* _Source passage_
------------------------------------

UKIP’s barbarians have smashed through the castle gates

by Kevin Meagher

Amid the whirl of results from South Shields and the English counties, we learned two important things about how the government (Conservative bit) will now approach the next election.

The first is that the Downing Street communications grid is back in operation. The underperforming political machine has been fine-tuned and a new focus has clearly been brought to bear.

Too late to have had the desired effect in the local elections, but we have nevertheless seen a carefully crafted slew of announcements this week, weaponised to help sharpen up the Conservatives’ brand. On Monday it was a crackdown on prisoners’ perks. On Tuesday it was talk of reducing immigrants’ access to public services. On Wednesday, aid cuts to South Africa.

This improvement in the Tories’ political operation and the themes they have chosen to concentrate on is a direct response to this week’s second notable development; they are now terrified about the damage UKIP can now do to them on their right flank.

Once breezily dismissed by David Cameron as a collection of ‘fruitcakes loonies and closet racists’, UKIP has now moved from an existential to actual threat, eating up traditional Tory support and splitting the centre-right vote elsewhere. Many Tories didn’t think this day would actually come, but it is clear UKIP’s barbarians have at last smashed through the castle gates.

Today’s result does not feel like a sudden spike. It’s more like the atrophying of our political system where room is now being opened for new players to capitalise on voters’ unease around issues the mainstream parties simply refuse to engage with.

------------------------------------

* _Dataset rows_
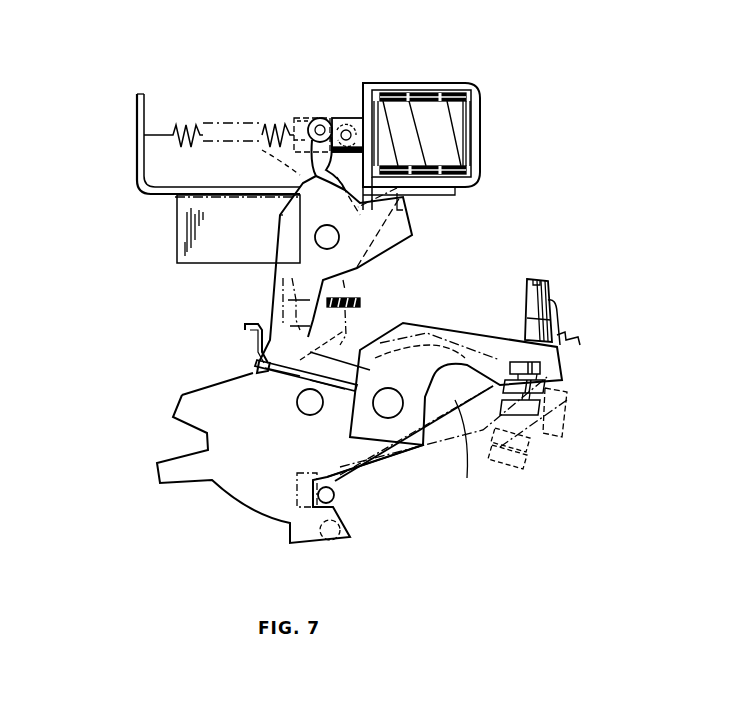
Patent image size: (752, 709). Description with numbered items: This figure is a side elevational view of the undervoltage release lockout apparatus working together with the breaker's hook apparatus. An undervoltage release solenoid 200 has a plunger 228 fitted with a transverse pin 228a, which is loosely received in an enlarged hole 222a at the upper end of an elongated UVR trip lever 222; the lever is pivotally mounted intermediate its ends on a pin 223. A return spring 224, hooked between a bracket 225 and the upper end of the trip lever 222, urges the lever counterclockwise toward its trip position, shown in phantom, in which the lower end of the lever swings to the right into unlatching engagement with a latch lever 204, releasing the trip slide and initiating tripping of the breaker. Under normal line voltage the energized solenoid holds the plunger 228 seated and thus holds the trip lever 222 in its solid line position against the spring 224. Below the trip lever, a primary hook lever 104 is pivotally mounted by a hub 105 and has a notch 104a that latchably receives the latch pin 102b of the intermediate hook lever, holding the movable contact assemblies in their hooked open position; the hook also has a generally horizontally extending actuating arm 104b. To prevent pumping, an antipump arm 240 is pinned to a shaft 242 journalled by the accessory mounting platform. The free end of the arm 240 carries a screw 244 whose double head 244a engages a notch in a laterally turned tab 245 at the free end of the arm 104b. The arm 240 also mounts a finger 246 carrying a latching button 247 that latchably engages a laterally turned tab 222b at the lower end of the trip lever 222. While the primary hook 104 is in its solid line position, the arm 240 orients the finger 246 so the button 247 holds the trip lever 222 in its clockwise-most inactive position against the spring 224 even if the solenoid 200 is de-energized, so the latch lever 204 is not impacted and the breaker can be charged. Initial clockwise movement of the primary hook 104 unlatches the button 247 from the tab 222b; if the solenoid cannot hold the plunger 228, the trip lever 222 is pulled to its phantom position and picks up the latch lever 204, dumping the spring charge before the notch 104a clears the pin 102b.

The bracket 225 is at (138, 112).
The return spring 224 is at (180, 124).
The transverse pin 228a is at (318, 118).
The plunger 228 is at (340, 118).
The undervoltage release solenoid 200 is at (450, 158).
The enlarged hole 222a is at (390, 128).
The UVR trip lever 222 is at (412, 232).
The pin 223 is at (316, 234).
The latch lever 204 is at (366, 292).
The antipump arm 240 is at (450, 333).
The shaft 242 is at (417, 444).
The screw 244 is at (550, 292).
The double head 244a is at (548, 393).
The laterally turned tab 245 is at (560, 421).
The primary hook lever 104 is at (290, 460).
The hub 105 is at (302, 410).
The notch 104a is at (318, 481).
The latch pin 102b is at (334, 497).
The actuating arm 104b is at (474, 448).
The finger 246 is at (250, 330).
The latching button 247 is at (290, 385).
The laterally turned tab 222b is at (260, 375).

------------------------------------

* _Task instructions_
[a] Answer these from the article on UKIP and the Conservatives:
(i) Which announcement came on Wednesday?
(ii) How did David Cameron once dismiss UKIP?
(iii) Which results does the opening sentence mention?
[b] Please carry on the article on UKIP and the Conservatives from its final sentence.

* _Outputs for the tasks_
[a]
(i) Aid cuts to South Africa.
(ii) As a collection of 'fruitcakes loonies and closet racists'.
(iii) Results from South Shields and the English counties.

[b]
Next year UKIP will be able to use the threat – real and imagined – of large-scale Bulgarian and Romanian immigration as the basis of a blunt and effective campaign in the European elections. Short of a dramatic gesture like refusing to allow them in – as Labour’s Frank Field suggested in the Spectator yesterday – they will be a bloodbath for the Tories.

Perhaps even for Labour. As Max Wind-Cowie of think tank Demos has persuasively argued, UKIP has an appeal to many working class voters too (brought home by second place in South Shields). Fed up with the metro-liberal assumptions of our Westminster class, UKIP lends a sympathetic ear to voters’ concerns about the changing nature of work and society and all the insecurity and resentment that brings. (Here, Labour is paying the price for sticking its head in the sand on immigration for a decade).

European elections aside, it’s how things pan out at the 2015 general election that will intrigue pundits and horrify party strategists. The permutations are now endless. Would a similar UKIP surge in 2015 act as a Trojan horse, stealing Tory votes and helping Labour in tight marginals? Or will UKIP help drag the contest firmly to the right, exposing Labour’s vulnerabilities on immigration, welfare and Europe?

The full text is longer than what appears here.